• Work to complete
Copy whichever lines contain the string "District".

• Extracted data

****************

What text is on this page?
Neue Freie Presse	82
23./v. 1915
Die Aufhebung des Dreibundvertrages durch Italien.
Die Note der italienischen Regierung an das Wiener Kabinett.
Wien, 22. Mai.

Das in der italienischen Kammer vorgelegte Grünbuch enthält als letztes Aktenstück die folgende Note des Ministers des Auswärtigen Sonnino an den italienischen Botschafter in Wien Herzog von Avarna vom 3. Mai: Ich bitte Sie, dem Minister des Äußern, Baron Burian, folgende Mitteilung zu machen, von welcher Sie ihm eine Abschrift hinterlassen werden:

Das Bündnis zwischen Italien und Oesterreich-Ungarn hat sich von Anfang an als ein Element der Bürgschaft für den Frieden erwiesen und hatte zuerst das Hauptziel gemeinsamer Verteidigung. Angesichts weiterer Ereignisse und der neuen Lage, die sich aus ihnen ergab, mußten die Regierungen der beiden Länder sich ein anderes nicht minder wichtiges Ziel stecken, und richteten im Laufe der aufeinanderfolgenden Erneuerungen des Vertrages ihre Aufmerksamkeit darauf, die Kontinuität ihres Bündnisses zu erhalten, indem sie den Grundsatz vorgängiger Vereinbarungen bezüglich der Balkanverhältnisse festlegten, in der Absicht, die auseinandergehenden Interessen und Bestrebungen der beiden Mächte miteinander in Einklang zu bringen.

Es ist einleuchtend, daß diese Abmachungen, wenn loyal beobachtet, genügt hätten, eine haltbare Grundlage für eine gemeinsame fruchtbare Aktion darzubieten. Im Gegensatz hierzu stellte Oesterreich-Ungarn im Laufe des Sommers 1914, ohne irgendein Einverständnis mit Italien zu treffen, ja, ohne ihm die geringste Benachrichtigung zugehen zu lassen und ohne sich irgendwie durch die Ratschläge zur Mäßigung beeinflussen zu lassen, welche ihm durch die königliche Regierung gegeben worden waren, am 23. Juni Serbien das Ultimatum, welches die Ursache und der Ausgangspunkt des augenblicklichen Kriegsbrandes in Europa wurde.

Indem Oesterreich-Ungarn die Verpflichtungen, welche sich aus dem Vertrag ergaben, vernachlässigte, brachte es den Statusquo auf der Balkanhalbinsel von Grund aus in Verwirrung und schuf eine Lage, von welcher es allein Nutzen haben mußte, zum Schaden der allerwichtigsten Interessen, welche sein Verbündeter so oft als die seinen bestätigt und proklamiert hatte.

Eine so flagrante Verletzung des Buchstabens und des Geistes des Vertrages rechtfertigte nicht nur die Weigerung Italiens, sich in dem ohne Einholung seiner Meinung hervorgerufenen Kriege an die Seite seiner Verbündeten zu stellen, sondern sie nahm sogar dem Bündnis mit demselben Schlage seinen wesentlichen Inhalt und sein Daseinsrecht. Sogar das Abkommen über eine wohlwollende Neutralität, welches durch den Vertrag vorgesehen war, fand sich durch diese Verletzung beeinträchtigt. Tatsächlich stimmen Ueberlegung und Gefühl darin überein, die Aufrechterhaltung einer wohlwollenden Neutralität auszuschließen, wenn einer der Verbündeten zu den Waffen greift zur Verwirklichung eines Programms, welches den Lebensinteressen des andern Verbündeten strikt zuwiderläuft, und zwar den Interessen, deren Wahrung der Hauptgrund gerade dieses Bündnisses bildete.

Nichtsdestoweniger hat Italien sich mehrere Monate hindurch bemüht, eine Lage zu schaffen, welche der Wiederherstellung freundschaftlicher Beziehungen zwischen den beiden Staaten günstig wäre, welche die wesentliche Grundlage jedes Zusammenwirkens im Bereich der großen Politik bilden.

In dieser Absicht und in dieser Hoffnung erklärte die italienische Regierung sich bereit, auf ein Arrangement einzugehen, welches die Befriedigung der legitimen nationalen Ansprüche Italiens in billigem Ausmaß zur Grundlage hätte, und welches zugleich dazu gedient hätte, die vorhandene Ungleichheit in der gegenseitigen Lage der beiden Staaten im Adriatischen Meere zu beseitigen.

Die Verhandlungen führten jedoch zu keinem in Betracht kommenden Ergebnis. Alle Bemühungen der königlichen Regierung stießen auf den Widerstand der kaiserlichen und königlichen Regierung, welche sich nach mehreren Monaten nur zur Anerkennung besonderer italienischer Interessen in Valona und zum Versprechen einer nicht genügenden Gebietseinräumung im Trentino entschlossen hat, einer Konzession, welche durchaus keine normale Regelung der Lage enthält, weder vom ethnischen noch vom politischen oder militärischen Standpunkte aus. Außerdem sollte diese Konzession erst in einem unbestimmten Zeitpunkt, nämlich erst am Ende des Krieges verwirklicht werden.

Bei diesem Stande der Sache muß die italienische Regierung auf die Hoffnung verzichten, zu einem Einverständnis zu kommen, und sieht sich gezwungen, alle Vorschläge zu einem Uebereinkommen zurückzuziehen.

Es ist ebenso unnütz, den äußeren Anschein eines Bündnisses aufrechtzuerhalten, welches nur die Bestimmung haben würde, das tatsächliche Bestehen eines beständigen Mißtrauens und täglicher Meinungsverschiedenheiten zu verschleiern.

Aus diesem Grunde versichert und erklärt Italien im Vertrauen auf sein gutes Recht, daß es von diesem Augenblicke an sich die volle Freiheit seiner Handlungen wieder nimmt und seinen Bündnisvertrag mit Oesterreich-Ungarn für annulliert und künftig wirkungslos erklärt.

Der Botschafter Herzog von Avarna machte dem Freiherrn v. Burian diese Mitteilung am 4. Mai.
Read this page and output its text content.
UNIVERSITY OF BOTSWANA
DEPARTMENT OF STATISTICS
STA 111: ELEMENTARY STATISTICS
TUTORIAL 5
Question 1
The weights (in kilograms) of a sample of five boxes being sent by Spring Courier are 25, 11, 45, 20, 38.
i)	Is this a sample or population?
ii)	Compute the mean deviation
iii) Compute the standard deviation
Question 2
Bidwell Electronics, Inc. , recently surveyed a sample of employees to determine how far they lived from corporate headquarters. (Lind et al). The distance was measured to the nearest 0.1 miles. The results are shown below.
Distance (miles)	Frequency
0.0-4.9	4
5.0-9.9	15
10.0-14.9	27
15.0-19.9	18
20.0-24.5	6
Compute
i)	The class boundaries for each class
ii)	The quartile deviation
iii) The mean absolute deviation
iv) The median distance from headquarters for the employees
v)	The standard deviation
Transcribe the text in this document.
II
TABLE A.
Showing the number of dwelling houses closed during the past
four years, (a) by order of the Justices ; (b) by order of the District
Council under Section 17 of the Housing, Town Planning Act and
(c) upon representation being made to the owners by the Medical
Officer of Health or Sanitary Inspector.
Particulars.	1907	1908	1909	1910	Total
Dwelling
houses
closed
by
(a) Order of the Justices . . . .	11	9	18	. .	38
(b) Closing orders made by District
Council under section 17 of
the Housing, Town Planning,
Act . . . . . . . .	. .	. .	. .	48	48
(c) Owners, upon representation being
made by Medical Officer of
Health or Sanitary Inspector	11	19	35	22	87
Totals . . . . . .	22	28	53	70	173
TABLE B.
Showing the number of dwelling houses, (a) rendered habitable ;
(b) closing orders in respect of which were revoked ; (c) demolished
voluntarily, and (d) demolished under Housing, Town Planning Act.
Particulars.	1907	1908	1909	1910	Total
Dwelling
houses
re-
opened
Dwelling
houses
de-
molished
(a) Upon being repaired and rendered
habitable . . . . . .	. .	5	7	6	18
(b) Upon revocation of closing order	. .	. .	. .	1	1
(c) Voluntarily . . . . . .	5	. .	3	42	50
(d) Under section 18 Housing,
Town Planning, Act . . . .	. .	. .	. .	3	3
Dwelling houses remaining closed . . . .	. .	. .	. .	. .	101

****************

• Full answer
four years, (a) by order of the Justices ; (b) by order of the District
(b) Closing orders made by District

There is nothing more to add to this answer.